┌─ Excerpted data

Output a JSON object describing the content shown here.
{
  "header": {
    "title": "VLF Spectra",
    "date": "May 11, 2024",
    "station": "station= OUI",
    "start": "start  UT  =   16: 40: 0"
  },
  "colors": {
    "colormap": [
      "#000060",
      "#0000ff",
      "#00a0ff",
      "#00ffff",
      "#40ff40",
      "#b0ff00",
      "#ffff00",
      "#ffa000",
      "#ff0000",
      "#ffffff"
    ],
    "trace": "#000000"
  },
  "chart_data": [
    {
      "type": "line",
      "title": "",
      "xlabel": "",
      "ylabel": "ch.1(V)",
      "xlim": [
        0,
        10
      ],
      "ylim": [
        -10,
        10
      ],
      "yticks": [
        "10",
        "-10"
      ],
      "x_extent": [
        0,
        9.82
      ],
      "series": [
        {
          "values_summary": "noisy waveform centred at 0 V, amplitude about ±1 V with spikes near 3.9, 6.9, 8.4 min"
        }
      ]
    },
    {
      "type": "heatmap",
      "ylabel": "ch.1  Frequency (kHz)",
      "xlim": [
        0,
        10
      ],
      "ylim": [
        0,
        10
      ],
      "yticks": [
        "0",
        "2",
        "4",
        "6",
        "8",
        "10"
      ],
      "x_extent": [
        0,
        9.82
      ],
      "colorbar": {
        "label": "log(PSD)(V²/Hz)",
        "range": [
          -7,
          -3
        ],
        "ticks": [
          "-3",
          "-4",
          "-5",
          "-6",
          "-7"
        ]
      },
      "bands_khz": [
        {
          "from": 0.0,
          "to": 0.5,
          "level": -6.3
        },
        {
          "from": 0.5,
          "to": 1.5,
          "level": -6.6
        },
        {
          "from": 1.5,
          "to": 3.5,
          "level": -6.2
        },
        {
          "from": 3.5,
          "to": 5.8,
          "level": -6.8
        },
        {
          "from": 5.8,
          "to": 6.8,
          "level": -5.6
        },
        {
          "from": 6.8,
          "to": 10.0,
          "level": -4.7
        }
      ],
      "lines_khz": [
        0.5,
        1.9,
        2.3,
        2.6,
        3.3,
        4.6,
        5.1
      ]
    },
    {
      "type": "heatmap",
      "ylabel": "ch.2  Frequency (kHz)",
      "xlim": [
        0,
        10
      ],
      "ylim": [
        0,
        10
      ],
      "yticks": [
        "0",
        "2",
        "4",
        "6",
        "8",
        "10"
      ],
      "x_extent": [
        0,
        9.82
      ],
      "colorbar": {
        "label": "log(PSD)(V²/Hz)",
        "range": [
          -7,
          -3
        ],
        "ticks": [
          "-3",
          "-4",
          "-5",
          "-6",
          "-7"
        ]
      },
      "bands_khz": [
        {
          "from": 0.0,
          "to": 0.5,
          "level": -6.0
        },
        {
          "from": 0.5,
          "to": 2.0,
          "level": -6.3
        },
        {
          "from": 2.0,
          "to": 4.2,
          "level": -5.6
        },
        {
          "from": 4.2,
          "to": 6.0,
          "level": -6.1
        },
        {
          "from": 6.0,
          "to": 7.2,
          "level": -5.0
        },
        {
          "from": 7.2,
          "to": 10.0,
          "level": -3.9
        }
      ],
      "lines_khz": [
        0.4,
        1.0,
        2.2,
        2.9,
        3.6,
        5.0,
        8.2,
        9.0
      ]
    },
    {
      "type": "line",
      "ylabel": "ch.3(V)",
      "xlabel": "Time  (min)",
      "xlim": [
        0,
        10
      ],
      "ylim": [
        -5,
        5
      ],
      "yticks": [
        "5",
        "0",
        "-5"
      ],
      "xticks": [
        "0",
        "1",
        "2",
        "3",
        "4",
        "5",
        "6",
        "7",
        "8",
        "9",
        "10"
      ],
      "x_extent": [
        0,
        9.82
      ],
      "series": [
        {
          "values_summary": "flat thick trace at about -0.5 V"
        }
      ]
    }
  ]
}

└─

## The exercise:
Reproduce every record above exactly as it appears.

## Result:
Output a JSON object describing the content shown here.
{
  "header": {
    "title": "VLF Spectra",
    "date": "May 11, 2024",
    "station": "station= OUI",
    "start": "start  UT  =   16: 40: 0"
  },
  "colors": {
    "colormap": [
      "#000060",
      "#0000ff",
      "#00a0ff",
      "#00ffff",
      "#40ff40",
      "#b0ff00",
      "#ffff00",
      "#ffa000",
      "#ff0000",
      "#ffffff"
    ],
    "trace": "#000000"
  },
  "chart_data": [
    {
      "type": "line",
      "title": "",
      "xlabel": "",
      "ylabel": "ch.1(V)",
      "xlim": [
        0,
        10
      ],
      "ylim": [
        -10,
        10
      ],
      "yticks": [
        "10",
        "-10"
      ],
      "x_extent": [
        0,
        9.82
      ],
      "series": [
        {
          "values_summary": "noisy waveform centred at 0 V, amplitude about ±1 V with spikes near 3.9, 6.9, 8.4 min"
        }
      ]
    },
    {
      "type": "heatmap",
      "ylabel": "ch.1  Frequency (kHz)",
      "xlim": [
        0,
        10
      ],
      "ylim": [
        0,
        10
      ],
      "yticks": [
        "0",
        "2",
        "4",
        "6",
        "8",
        "10"
      ],
      "x_extent": [
        0,
        9.82
      ],
      "colorbar": {
        "label": "log(PSD)(V²/Hz)",
        "range": [
          -7,
          -3
        ],
        "ticks": [
          "-3",
          "-4",
          "-5",
          "-6",
          "-7"
        ]
      },
      "bands_khz": [
        {
          "from": 0.0,
          "to": 0.5,
          "level": -6.3
        },
        {
          "from": 0.5,
          "to": 1.5,
          "level": -6.6
        },
        {
          "from": 1.5,
          "to": 3.5,
          "level": -6.2
        },
        {
          "from": 3.5,
          "to": 5.8,
          "level": -6.8
        },
        {
          "from": 5.8,
          "to": 6.8,
          "level": -5.6
        },
        {
          "from": 6.8,
          "to": 10.0,
          "level": -4.7
        }
      ],
      "lines_khz": [
        0.5,
        1.9,
        2.3,
        2.6,
        3.3,
        4.6,
        5.1
      ]
    },
    {
      "type": "heatmap",
      "ylabel": "ch.2  Frequency (kHz)",
      "xlim": [
        0,
        10
      ],
      "ylim": [
        0,
        10
      ],
      "yticks": [
        "0",
        "2",
        "4",
        "6",
        "8",
        "10"
      ],
      "x_extent": [
        0,
        9.82
      ],
      "colorbar": {
        "label": "log(PSD)(V²/Hz)",
        "range": [
          -7,
          -3
        ],
        "ticks": [
          "-3",
          "-4",
          "-5",
          "-6",
          "-7"
        ]
      },
      "bands_khz": [
        {
          "from": 0.0,
          "to": 0.5,
          "level": -6.0
        },
        {
          "from": 0.5,
          "to": 2.0,
          "level": -6.3
        },
        {
          "from": 2.0,
          "to": 4.2,
          "level": -5.6
        },
        {
          "from": 4.2,
          "to": 6.0,
          "level": -6.1
        },
        {
          "from": 6.0,
          "to": 7.2,
          "level": -5.0
        },
        {
          "from": 7.2,
          "to": 10.0,
          "level": -3.9
        }
      ],
      "lines_khz": [
        0.4,
        1.0,
        2.2,
        2.9,
        3.6,
        5.0,
        8.2,
        9.0
      ]
    },
    {
      "type": "line",
      "ylabel": "ch.3(V)",
      "xlabel": "Time  (min)",
      "xlim": [
        0,
        10
      ],
      "ylim": [
        -5,
        5
      ],
      "yticks": [
        "5",
        "0",
        "-5"
      ],
      "xticks": [
        "0",
        "1",
        "2",
        "3",
        "4",
        "5",
        "6",
        "7",
        "8",
        "9",
        "10"
      ],
      "x_extent": [
        0,
        9.82
      ],
      "series": [
        {
          "values_summary": "flat thick trace at about -0.5 V"
        }
      ]
    }
  ]
}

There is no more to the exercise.